Source material
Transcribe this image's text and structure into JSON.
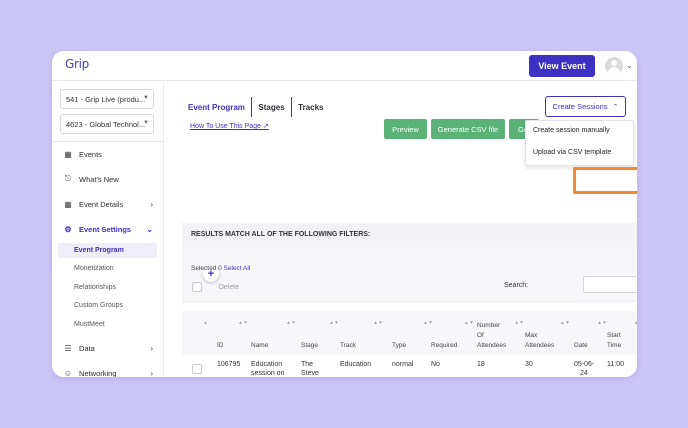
{
  "header": {
    "logo": "Grip",
    "view_event_label": "View Event"
  },
  "sidebar": {
    "selects": [
      "541 - Grip Live (produ...",
      "4623 - Global Technol..."
    ],
    "items": [
      {
        "label": "Events",
        "icon": "calendar-icon"
      },
      {
        "label": "What's New",
        "icon": "bell-icon"
      },
      {
        "label": "Event Details",
        "icon": "calendar-icon"
      },
      {
        "label": "Event Settings",
        "icon": "gear-icon"
      },
      {
        "label": "Data",
        "icon": "list-icon"
      },
      {
        "label": "Networking",
        "icon": "people-icon"
      }
    ],
    "sub_items": [
      "Event Program",
      "Monetization",
      "Relationships",
      "Custom Groups",
      "MustMeet"
    ]
  },
  "main": {
    "tabs": [
      "Event Program",
      "Stages",
      "Tracks"
    ],
    "how_to": "How To Use This Page",
    "create_sessions": "Create Sessions",
    "buttons": {
      "preview": "Preview",
      "generate_csv": "Generate CSV file",
      "gen_partial": "Ge"
    },
    "dropdown": [
      "Create session manually",
      "Upload via CSV template"
    ],
    "filter_title": "RESULTS MATCH ALL OF THE FOLLOWING FILTERS:",
    "selected_prefix": "Selected 0",
    "select_all": "Select All",
    "delete_label": "Delete",
    "search_label": "Search:"
  },
  "table": {
    "headers": [
      [
        "ID"
      ],
      [
        "Name"
      ],
      [
        "Stage"
      ],
      [
        "Track"
      ],
      [
        "Type"
      ],
      [
        "Required"
      ],
      [
        "Number",
        "Of",
        "Attendees"
      ],
      [
        "Max",
        "Attendees"
      ],
      [
        "Date"
      ],
      [
        "Start",
        "Time"
      ]
    ],
    "row": {
      "id": "106795",
      "name": [
        "Education",
        "session on"
      ],
      "stage": [
        "The",
        "Steve"
      ],
      "track": "Education",
      "type": "normal",
      "required": "No",
      "attendees": "18",
      "max": "30",
      "date": [
        "05-06-",
        "24"
      ],
      "start": "11:00"
    }
  },
  "colors": {
    "accent": "#3f2fc2",
    "green": "#5ab277",
    "highlight": "#f08933",
    "background": "#ccc5f7"
  }
}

Task description
Each record above should come back exactly the same, only without its pictures.

Problem solution
Transcribe this image's text and structure into JSON.
{
  "header": {
    "logo": "Grip",
    "view_event_label": "View Event"
  },
  "sidebar": {
    "selects": [
      "541 - Grip Live (produ...",
      "4623 - Global Technol..."
    ],
    "items": [
      {
        "label": "Events",
        "icon": "calendar-icon"
      },
      {
        "label": "What's New",
        "icon": "bell-icon"
      },
      {
        "label": "Event Details",
        "icon": "calendar-icon"
      },
      {
        "label": "Event Settings",
        "icon": "gear-icon"
      },
      {
        "label": "Data",
        "icon": "list-icon"
      },
      {
        "label": "Networking",
        "icon": "people-icon"
      }
    ],
    "sub_items": [
      "Event Program",
      "Monetization",
      "Relationships",
      "Custom Groups",
      "MustMeet"
    ]
  },
  "main": {
    "tabs": [
      "Event Program",
      "Stages",
      "Tracks"
    ],
    "how_to": "How To Use This Page",
    "create_sessions": "Create Sessions",
    "buttons": {
      "preview": "Preview",
      "generate_csv": "Generate CSV file",
      "gen_partial": "Ge"
    },
    "dropdown": [
      "Create session manually",
      "Upload via CSV template"
    ],
    "filter_title": "RESULTS MATCH ALL OF THE FOLLOWING FILTERS:",
    "selected_prefix": "Selected 0",
    "select_all": "Select All",
    "delete_label": "Delete",
    "search_label": "Search:"
  },
  "table": {
    "headers": [
      [
        "ID"
      ],
      [
        "Name"
      ],
      [
        "Stage"
      ],
      [
        "Track"
      ],
      [
        "Type"
      ],
      [
        "Required"
      ],
      [
        "Number",
        "Of",
        "Attendees"
      ],
      [
        "Max",
        "Attendees"
      ],
      [
        "Date"
      ],
      [
        "Start",
        "Time"
      ]
    ],
    "row": {
      "id": "106795",
      "name": [
        "Education",
        "session on"
      ],
      "stage": [
        "The",
        "Steve"
      ],
      "track": "Education",
      "type": "normal",
      "required": "No",
      "attendees": "18",
      "max": "30",
      "date": [
        "05-06-",
        "24"
      ],
      "start": "11:00"
    }
  },
  "colors": {
    "accent": "#3f2fc2",
    "green": "#5ab277",
    "highlight": "#f08933",
    "background": "#ccc5f7"
  }
}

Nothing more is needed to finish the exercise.